**Raw data:**
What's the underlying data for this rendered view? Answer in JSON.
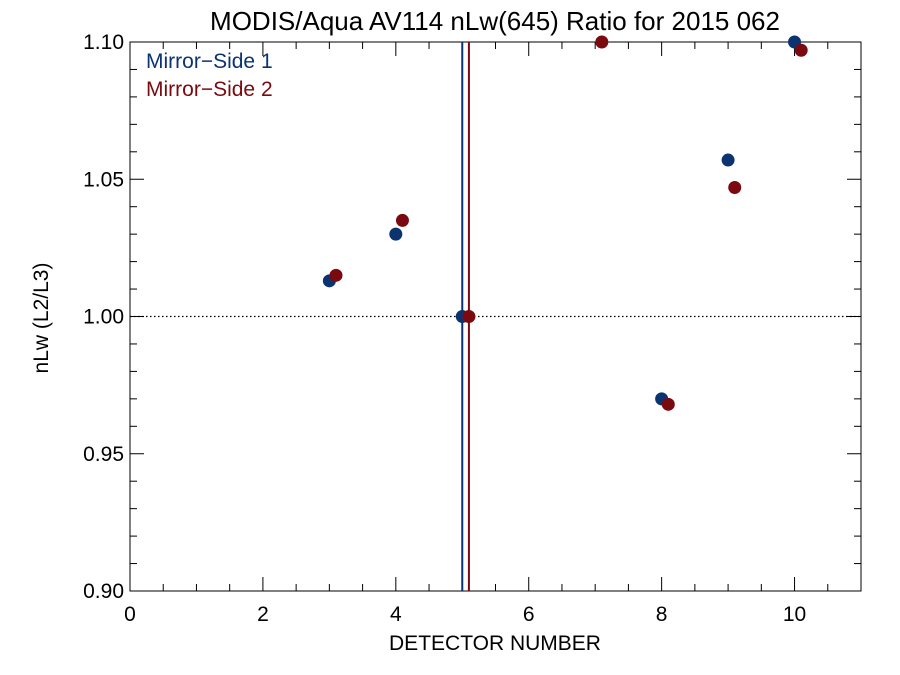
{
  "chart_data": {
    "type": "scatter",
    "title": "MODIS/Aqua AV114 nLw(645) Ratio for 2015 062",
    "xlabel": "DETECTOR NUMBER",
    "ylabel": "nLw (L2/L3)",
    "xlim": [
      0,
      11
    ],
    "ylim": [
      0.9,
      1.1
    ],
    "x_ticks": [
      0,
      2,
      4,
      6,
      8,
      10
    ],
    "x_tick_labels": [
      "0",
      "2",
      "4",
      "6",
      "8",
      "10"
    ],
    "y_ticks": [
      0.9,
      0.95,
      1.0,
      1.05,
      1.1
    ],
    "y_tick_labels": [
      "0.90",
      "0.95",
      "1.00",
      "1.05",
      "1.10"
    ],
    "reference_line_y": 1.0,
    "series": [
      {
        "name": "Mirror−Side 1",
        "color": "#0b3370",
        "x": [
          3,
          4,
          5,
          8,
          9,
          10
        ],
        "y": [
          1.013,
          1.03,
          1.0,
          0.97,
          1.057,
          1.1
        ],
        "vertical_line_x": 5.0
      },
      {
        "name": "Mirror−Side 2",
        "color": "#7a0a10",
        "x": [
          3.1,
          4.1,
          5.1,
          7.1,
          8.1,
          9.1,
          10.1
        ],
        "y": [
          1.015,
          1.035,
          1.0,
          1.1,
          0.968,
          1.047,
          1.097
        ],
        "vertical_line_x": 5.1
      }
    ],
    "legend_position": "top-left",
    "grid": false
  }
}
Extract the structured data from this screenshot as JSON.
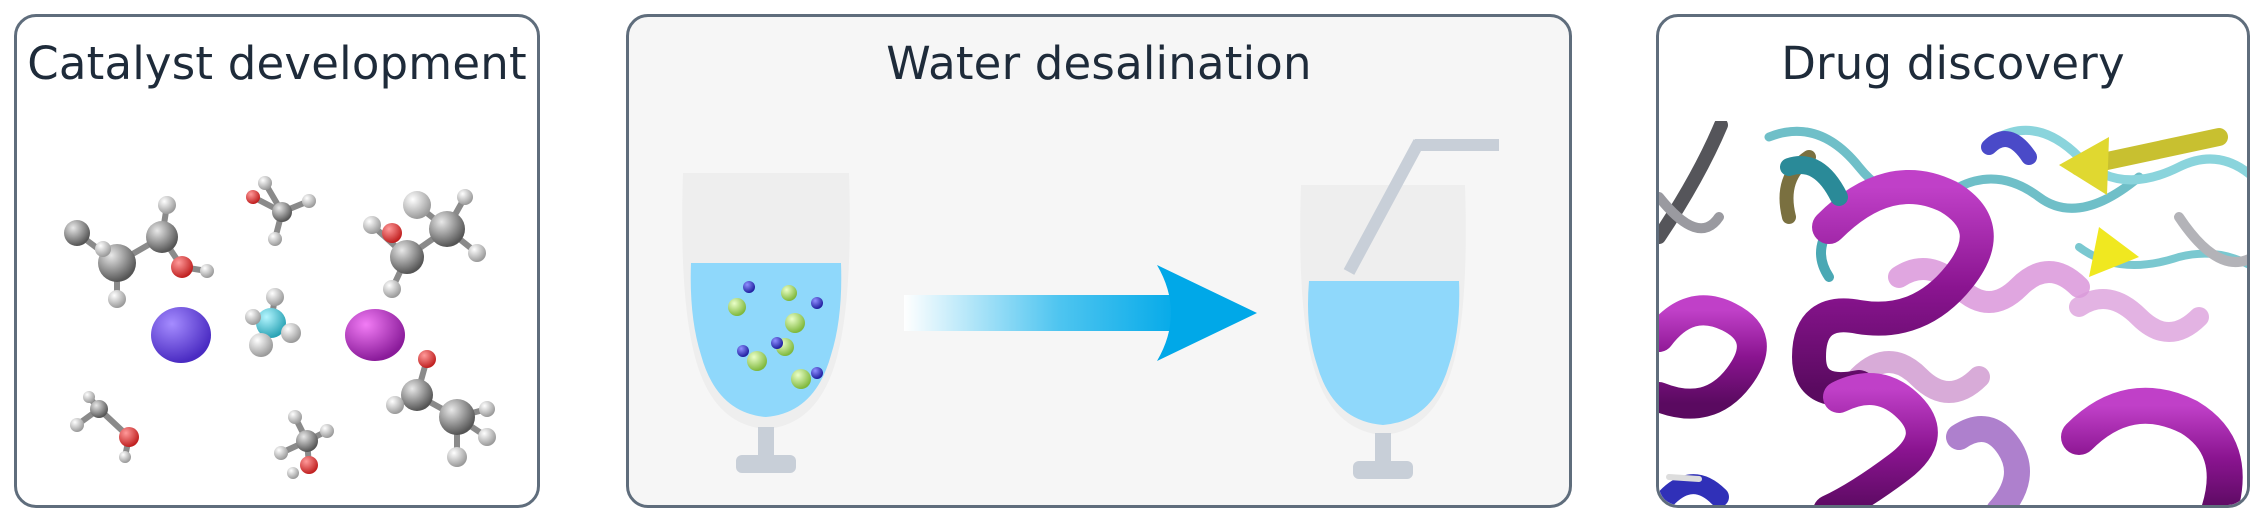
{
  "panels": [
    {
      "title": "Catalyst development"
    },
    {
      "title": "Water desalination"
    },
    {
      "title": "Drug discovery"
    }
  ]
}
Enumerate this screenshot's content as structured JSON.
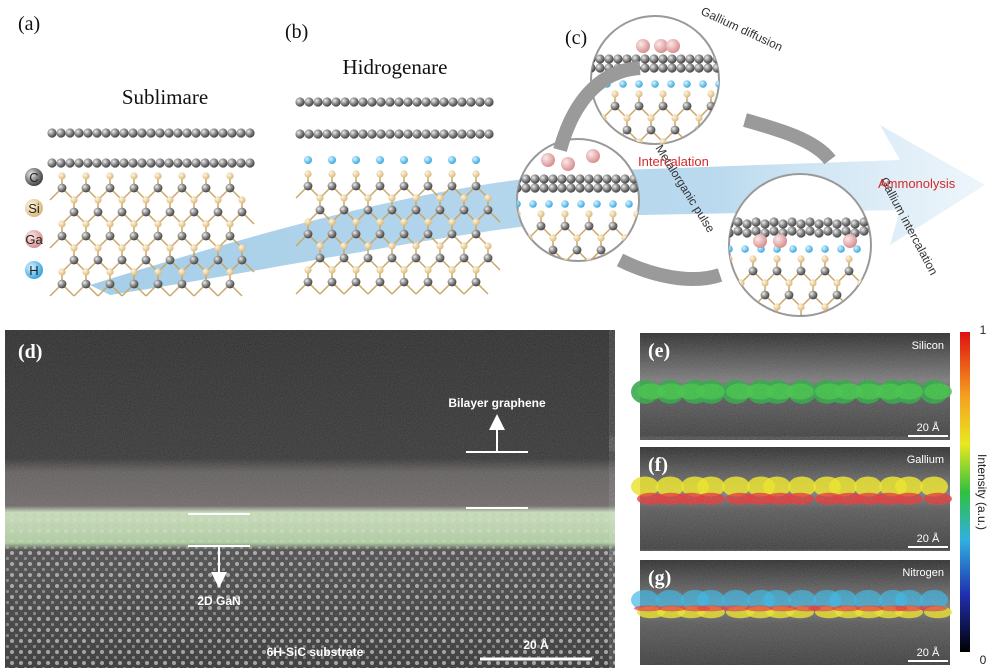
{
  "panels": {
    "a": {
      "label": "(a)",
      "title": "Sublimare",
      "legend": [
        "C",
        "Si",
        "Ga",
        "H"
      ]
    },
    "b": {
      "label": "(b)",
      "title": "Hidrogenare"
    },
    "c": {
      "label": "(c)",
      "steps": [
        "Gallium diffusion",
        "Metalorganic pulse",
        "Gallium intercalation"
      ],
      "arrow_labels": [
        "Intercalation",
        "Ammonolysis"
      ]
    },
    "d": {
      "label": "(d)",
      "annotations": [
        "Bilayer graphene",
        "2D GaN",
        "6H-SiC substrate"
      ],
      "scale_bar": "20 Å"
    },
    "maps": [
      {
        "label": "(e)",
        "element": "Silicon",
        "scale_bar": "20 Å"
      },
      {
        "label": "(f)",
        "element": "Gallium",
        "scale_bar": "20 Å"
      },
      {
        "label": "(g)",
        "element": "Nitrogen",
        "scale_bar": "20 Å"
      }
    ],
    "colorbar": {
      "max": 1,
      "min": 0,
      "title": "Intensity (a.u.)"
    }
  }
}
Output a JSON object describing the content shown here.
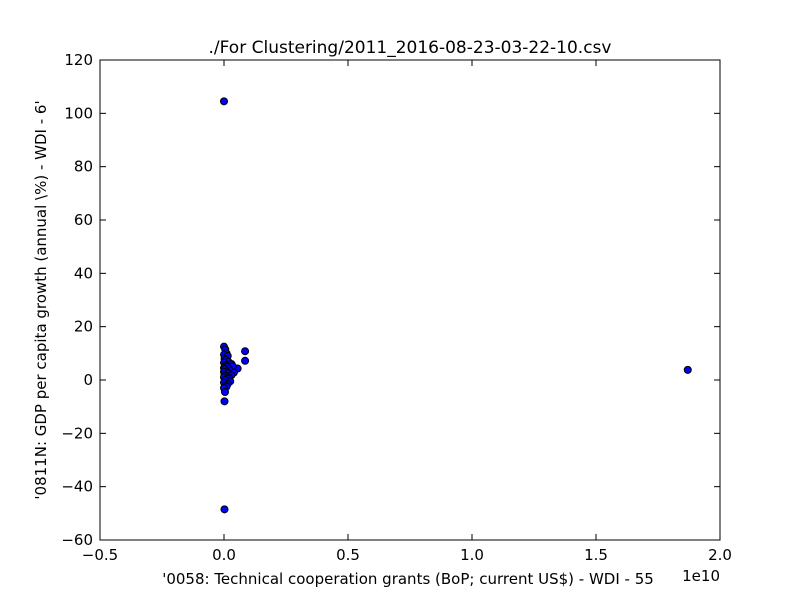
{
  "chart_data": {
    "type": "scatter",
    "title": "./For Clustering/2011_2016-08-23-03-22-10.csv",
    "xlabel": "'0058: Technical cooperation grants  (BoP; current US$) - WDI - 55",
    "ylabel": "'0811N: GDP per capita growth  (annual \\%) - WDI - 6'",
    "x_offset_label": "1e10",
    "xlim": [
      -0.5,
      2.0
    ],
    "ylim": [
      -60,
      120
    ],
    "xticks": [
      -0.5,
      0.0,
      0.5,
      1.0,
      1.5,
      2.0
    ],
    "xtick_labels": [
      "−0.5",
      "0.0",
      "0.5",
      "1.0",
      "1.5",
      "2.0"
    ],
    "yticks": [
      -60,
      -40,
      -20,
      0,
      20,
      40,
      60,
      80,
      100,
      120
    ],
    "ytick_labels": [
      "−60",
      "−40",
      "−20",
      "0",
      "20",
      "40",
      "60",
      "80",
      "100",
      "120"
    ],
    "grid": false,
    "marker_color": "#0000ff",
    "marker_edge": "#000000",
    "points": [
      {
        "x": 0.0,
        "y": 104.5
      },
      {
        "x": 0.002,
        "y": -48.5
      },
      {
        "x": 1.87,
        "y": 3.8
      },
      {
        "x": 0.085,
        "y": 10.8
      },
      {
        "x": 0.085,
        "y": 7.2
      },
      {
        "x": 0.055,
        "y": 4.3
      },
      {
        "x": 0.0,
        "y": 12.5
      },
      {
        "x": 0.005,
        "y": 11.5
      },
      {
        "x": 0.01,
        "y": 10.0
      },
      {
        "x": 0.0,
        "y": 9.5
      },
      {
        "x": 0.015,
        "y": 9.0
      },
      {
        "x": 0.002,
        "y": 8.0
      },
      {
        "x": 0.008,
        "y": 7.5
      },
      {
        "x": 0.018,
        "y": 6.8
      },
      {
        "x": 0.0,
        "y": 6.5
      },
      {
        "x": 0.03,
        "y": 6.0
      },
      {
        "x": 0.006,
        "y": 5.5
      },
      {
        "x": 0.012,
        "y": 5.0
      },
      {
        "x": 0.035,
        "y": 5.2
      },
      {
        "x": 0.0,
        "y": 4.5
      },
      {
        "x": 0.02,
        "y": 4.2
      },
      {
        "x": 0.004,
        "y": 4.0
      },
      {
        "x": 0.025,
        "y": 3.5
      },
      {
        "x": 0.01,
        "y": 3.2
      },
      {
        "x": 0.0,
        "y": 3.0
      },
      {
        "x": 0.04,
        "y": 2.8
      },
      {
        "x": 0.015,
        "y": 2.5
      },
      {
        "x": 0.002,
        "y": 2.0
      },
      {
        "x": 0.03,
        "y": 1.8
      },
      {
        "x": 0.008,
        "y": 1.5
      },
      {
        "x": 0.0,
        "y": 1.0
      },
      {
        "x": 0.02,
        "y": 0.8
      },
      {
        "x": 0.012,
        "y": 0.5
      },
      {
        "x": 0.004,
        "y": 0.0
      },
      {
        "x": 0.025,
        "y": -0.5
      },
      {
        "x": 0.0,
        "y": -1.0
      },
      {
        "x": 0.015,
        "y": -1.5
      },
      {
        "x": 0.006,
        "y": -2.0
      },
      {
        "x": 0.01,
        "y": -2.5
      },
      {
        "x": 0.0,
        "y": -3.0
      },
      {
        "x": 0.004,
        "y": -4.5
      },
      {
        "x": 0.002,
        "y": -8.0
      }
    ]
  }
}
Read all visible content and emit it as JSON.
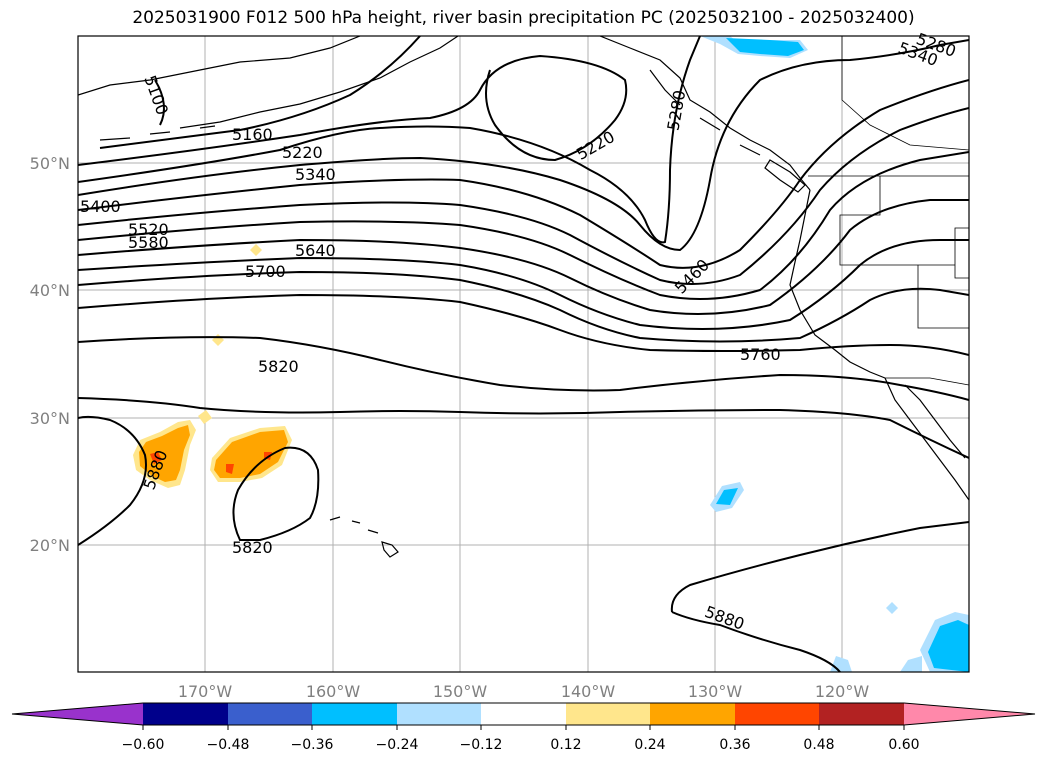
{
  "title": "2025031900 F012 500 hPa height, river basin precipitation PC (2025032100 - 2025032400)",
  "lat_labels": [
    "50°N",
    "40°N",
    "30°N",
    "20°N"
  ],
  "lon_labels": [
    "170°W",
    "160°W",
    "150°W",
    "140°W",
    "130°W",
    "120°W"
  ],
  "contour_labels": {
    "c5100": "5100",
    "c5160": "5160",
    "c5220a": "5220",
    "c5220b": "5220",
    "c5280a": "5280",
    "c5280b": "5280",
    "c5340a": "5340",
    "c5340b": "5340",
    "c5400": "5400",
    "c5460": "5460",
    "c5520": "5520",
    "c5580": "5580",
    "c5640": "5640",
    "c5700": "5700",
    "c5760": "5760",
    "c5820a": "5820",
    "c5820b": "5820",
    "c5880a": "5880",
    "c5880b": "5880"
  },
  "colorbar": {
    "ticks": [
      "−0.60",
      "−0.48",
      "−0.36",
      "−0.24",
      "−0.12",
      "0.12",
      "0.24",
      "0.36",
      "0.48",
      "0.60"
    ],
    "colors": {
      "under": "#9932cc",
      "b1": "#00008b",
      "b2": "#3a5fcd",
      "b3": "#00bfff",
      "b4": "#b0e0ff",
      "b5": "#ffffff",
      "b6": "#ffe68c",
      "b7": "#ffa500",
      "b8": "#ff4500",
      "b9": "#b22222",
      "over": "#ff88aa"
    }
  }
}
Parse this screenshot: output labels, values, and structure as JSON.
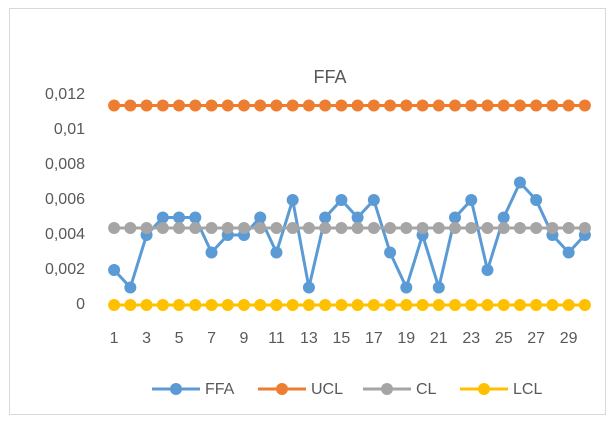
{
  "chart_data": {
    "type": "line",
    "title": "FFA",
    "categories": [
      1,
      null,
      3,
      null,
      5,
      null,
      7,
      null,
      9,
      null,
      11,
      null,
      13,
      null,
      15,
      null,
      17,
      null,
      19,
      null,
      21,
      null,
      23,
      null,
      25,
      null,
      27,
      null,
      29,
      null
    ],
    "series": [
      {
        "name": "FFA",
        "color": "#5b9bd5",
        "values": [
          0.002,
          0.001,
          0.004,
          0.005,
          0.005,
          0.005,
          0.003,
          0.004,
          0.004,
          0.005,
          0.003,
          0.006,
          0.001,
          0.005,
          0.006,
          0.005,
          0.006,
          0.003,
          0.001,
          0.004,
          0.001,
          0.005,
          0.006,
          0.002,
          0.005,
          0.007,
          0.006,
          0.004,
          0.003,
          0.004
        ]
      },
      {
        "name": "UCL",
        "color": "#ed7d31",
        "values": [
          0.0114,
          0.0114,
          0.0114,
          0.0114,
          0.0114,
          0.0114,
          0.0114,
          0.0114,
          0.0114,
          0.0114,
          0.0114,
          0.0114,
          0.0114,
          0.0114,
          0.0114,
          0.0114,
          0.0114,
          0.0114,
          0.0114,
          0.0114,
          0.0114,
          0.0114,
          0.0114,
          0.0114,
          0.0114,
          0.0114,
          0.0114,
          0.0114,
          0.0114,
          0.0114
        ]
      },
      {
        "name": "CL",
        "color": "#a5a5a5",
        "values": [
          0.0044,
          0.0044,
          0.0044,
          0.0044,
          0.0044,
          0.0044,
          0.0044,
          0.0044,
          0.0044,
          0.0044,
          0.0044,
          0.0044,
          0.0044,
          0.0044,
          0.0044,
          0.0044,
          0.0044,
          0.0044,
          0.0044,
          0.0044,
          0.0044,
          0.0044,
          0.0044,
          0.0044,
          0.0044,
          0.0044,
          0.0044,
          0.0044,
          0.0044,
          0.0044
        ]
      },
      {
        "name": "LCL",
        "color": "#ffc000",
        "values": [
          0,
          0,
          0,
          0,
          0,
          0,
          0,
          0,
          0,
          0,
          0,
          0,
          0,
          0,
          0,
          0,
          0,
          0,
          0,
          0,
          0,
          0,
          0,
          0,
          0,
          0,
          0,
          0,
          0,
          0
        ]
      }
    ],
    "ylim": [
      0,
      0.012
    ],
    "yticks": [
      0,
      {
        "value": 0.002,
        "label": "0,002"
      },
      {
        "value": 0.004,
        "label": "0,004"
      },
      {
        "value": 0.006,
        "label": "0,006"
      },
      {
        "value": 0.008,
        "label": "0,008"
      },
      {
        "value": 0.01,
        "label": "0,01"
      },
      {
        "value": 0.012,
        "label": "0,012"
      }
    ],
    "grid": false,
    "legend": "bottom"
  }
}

**To do:**
Scan the listing above and identify each line holding the string "Gallium"; copy every such line.

**Answer to this problem:**
        "Gallium diffusion",
        "Gallium intercalation"
        "element": "Gallium",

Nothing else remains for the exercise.